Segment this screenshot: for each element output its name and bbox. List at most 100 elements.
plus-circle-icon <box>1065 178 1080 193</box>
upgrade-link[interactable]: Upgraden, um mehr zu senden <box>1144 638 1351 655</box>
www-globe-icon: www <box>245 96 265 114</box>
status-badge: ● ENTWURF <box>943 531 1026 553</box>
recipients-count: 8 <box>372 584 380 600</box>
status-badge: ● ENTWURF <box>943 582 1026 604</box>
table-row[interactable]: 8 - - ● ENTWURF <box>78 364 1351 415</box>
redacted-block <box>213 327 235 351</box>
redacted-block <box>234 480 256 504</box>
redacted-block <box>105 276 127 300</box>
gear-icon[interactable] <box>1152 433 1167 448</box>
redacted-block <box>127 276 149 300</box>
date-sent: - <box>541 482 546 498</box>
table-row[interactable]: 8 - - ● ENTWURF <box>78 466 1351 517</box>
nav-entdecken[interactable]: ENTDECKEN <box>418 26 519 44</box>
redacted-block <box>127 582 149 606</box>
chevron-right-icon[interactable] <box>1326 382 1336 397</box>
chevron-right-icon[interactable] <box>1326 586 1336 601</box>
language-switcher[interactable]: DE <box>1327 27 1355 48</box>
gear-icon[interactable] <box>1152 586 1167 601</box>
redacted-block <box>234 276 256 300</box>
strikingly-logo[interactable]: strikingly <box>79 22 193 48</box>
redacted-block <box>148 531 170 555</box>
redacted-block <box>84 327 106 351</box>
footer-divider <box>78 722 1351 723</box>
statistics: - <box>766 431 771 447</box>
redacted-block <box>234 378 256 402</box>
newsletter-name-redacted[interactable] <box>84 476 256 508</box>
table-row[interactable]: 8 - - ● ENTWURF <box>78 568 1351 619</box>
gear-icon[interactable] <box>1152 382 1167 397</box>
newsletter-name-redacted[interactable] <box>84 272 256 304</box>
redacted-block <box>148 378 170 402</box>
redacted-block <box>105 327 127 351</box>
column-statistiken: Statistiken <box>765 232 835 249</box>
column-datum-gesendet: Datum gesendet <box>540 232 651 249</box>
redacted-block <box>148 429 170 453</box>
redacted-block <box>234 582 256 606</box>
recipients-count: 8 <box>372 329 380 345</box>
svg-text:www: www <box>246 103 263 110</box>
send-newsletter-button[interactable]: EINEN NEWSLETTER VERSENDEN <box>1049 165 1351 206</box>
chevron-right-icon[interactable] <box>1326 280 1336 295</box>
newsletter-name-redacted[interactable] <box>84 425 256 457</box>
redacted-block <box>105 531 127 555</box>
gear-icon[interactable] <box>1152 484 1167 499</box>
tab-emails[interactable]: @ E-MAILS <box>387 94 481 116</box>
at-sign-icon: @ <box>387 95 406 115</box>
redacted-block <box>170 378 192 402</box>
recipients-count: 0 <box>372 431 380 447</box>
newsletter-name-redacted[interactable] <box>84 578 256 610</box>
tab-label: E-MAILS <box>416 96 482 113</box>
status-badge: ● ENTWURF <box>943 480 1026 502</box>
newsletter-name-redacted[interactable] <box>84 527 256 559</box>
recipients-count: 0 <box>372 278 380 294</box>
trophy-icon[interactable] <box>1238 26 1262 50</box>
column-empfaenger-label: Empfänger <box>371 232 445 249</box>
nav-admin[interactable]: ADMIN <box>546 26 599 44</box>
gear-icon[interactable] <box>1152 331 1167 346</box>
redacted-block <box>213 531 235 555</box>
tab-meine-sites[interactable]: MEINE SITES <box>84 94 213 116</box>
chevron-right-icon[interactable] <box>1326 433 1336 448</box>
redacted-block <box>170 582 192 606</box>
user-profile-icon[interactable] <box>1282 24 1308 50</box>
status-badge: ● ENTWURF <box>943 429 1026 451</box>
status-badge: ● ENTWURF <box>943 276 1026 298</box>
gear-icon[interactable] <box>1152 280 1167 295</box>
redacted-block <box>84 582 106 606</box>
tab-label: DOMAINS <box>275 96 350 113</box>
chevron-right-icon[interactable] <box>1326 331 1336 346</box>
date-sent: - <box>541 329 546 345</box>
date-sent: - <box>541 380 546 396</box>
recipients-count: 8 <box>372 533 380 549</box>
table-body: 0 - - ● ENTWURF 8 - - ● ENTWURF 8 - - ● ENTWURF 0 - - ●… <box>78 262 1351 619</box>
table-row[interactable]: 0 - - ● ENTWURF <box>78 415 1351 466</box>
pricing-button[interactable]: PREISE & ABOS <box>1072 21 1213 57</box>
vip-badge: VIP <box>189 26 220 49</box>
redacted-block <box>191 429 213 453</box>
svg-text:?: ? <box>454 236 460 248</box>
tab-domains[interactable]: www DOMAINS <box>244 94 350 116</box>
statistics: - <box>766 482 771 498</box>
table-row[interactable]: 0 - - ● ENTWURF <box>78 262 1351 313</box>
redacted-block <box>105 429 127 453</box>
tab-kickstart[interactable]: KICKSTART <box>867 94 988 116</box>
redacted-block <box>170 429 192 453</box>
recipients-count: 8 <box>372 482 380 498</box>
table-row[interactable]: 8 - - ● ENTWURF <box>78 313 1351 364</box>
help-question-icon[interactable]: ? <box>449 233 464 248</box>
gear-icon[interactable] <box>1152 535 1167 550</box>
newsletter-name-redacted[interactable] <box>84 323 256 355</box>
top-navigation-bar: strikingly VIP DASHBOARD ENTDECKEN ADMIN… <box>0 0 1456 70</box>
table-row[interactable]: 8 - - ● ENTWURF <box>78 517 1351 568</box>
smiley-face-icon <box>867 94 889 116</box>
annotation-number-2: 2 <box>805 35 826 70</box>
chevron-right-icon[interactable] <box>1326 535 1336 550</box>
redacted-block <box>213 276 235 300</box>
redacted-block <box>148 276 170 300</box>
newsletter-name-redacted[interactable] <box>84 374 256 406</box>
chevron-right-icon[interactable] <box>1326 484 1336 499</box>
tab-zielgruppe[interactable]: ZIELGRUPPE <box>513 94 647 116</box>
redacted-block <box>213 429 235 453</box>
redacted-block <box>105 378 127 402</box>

────

### PROBLEM TO WORK ON
Change every "redacted-block" in the items to "hidden-block" and leave the rest of the lines as they are.

### THE REPLY
Segment this screenshot: for each element output its name and bbox. List at most 100 elements.
plus-circle-icon <box>1065 178 1080 193</box>
upgrade-link[interactable]: Upgraden, um mehr zu senden <box>1144 638 1351 655</box>
www-globe-icon: www <box>245 96 265 114</box>
status-badge: ● ENTWURF <box>943 531 1026 553</box>
recipients-count: 8 <box>372 584 380 600</box>
status-badge: ● ENTWURF <box>943 582 1026 604</box>
table-row[interactable]: 8 - - ● ENTWURF <box>78 364 1351 415</box>
hidden-block <box>213 327 235 351</box>
hidden-block <box>234 480 256 504</box>
hidden-block <box>105 276 127 300</box>
gear-icon[interactable] <box>1152 433 1167 448</box>
hidden-block <box>127 276 149 300</box>
date-sent: - <box>541 482 546 498</box>
table-row[interactable]: 8 - - ● ENTWURF <box>78 466 1351 517</box>
nav-entdecken[interactable]: ENTDECKEN <box>418 26 519 44</box>
hidden-block <box>127 582 149 606</box>
chevron-right-icon[interactable] <box>1326 382 1336 397</box>
chevron-right-icon[interactable] <box>1326 586 1336 601</box>
language-switcher[interactable]: DE <box>1327 27 1355 48</box>
gear-icon[interactable] <box>1152 586 1167 601</box>
hidden-block <box>234 276 256 300</box>
strikingly-logo[interactable]: strikingly <box>79 22 193 48</box>
hidden-block <box>148 531 170 555</box>
hidden-block <box>84 327 106 351</box>
footer-divider <box>78 722 1351 723</box>
statistics: - <box>766 431 771 447</box>
hidden-block <box>234 378 256 402</box>
newsletter-name-redacted[interactable] <box>84 476 256 508</box>
table-row[interactable]: 8 - - ● ENTWURF <box>78 568 1351 619</box>
gear-icon[interactable] <box>1152 382 1167 397</box>
newsletter-name-redacted[interactable] <box>84 272 256 304</box>
hidden-block <box>148 378 170 402</box>
hidden-block <box>105 327 127 351</box>
column-statistiken: Statistiken <box>765 232 835 249</box>
column-datum-gesendet: Datum gesendet <box>540 232 651 249</box>
hidden-block <box>148 429 170 453</box>
hidden-block <box>234 582 256 606</box>
recipients-count: 8 <box>372 329 380 345</box>
svg-text:www: www <box>246 103 263 110</box>
send-newsletter-button[interactable]: EINEN NEWSLETTER VERSENDEN <box>1049 165 1351 206</box>
chevron-right-icon[interactable] <box>1326 280 1336 295</box>
newsletter-name-redacted[interactable] <box>84 425 256 457</box>
hidden-block <box>105 531 127 555</box>
gear-icon[interactable] <box>1152 484 1167 499</box>
tab-emails[interactable]: @ E-MAILS <box>387 94 481 116</box>
at-sign-icon: @ <box>387 95 406 115</box>
hidden-block <box>170 378 192 402</box>
recipients-count: 0 <box>372 431 380 447</box>
newsletter-name-redacted[interactable] <box>84 578 256 610</box>
tab-label: E-MAILS <box>416 96 482 113</box>
status-badge: ● ENTWURF <box>943 480 1026 502</box>
newsletter-name-redacted[interactable] <box>84 527 256 559</box>
recipients-count: 0 <box>372 278 380 294</box>
trophy-icon[interactable] <box>1238 26 1262 50</box>
column-empfaenger-label: Empfänger <box>371 232 445 249</box>
nav-admin[interactable]: ADMIN <box>546 26 599 44</box>
gear-icon[interactable] <box>1152 331 1167 346</box>
hidden-block <box>213 531 235 555</box>
tab-meine-sites[interactable]: MEINE SITES <box>84 94 213 116</box>
chevron-right-icon[interactable] <box>1326 433 1336 448</box>
hidden-block <box>170 582 192 606</box>
user-profile-icon[interactable] <box>1282 24 1308 50</box>
status-badge: ● ENTWURF <box>943 429 1026 451</box>
status-badge: ● ENTWURF <box>943 276 1026 298</box>
gear-icon[interactable] <box>1152 280 1167 295</box>
hidden-block <box>84 582 106 606</box>
tab-label: DOMAINS <box>275 96 350 113</box>
chevron-right-icon[interactable] <box>1326 331 1336 346</box>
date-sent: - <box>541 329 546 345</box>
date-sent: - <box>541 380 546 396</box>
recipients-count: 8 <box>372 533 380 549</box>
table-body: 0 - - ● ENTWURF 8 - - ● ENTWURF 8 - - ● ENTWURF 0 - - ●… <box>78 262 1351 619</box>
table-row[interactable]: 0 - - ● ENTWURF <box>78 415 1351 466</box>
pricing-button[interactable]: PREISE & ABOS <box>1072 21 1213 57</box>
vip-badge: VIP <box>189 26 220 49</box>
hidden-block <box>191 429 213 453</box>
svg-text:?: ? <box>454 236 460 248</box>
tab-domains[interactable]: www DOMAINS <box>244 94 350 116</box>
statistics: - <box>766 482 771 498</box>
table-row[interactable]: 0 - - ● ENTWURF <box>78 262 1351 313</box>
hidden-block <box>105 429 127 453</box>
tab-kickstart[interactable]: KICKSTART <box>867 94 988 116</box>
hidden-block <box>170 429 192 453</box>
recipients-count: 8 <box>372 482 380 498</box>
table-row[interactable]: 8 - - ● ENTWURF <box>78 313 1351 364</box>
help-question-icon[interactable]: ? <box>449 233 464 248</box>
gear-icon[interactable] <box>1152 535 1167 550</box>
newsletter-name-redacted[interactable] <box>84 323 256 355</box>
top-navigation-bar: strikingly VIP DASHBOARD ENTDECKEN ADMIN… <box>0 0 1456 70</box>
table-row[interactable]: 8 - - ● ENTWURF <box>78 517 1351 568</box>
smiley-face-icon <box>867 94 889 116</box>
annotation-number-2: 2 <box>805 35 826 70</box>
chevron-right-icon[interactable] <box>1326 535 1336 550</box>
hidden-block <box>213 276 235 300</box>
hidden-block <box>148 276 170 300</box>
newsletter-name-redacted[interactable] <box>84 374 256 406</box>
chevron-right-icon[interactable] <box>1326 484 1336 499</box>
tab-zielgruppe[interactable]: ZIELGRUPPE <box>513 94 647 116</box>
hidden-block <box>213 429 235 453</box>
hidden-block <box>105 378 127 402</box>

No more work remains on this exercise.